--- Supplied records Enclosed Below ---

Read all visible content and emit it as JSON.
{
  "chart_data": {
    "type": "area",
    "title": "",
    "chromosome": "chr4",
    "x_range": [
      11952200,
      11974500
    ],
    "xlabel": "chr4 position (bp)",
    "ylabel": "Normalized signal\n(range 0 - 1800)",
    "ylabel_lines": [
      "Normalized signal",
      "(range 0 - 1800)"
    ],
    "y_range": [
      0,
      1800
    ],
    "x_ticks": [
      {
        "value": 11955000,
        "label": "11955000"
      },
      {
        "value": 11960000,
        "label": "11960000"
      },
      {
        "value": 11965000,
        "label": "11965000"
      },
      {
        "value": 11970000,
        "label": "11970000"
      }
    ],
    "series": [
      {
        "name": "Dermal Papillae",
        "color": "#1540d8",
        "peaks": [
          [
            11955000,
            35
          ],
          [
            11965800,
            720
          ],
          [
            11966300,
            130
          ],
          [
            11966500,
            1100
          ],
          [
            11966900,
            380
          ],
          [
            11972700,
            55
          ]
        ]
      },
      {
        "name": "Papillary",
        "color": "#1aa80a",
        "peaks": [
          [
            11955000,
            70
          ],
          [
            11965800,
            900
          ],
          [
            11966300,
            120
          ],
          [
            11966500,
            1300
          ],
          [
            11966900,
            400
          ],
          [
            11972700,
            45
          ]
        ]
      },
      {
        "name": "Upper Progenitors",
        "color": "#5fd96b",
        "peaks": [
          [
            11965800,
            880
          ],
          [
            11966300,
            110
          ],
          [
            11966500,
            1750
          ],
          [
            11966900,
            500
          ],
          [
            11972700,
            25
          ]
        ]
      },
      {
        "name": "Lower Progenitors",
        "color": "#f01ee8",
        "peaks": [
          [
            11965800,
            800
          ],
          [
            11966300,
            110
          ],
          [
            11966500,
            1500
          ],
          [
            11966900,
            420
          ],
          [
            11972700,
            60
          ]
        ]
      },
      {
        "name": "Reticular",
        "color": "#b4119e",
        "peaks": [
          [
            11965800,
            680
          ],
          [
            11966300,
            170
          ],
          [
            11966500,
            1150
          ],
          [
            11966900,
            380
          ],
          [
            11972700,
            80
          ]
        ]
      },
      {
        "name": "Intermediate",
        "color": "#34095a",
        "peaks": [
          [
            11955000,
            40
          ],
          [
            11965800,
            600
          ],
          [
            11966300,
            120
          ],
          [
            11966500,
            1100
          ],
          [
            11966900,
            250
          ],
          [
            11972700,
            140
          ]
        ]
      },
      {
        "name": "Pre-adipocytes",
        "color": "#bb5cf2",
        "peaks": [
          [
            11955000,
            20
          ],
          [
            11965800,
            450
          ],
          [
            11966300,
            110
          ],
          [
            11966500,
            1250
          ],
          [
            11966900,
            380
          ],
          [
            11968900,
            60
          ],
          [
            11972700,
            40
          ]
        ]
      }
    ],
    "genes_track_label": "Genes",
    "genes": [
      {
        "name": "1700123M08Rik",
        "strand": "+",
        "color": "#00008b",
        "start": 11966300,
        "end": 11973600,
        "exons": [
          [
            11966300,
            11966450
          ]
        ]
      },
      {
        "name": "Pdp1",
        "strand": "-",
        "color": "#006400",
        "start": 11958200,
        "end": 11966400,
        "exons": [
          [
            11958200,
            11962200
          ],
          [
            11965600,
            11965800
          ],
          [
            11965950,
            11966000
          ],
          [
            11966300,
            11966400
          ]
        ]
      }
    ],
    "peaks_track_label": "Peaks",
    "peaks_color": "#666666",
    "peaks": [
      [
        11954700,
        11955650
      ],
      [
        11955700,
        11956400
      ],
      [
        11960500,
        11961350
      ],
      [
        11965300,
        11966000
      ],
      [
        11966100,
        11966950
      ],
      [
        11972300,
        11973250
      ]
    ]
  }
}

--- End of Enclosed Supplied records ---

The task:
Go through the data above and copy each line in which "name" appears.

Solved problem:
        "name": "Dermal Papillae",
        "name": "Papillary",
        "name": "Upper Progenitors",
        "name": "Lower Progenitors",
        "name": "Reticular",
        "name": "Intermediate",
        "name": "Pre-adipocytes",
        "name": "1700123M08Rik",
        "name": "Pdp1",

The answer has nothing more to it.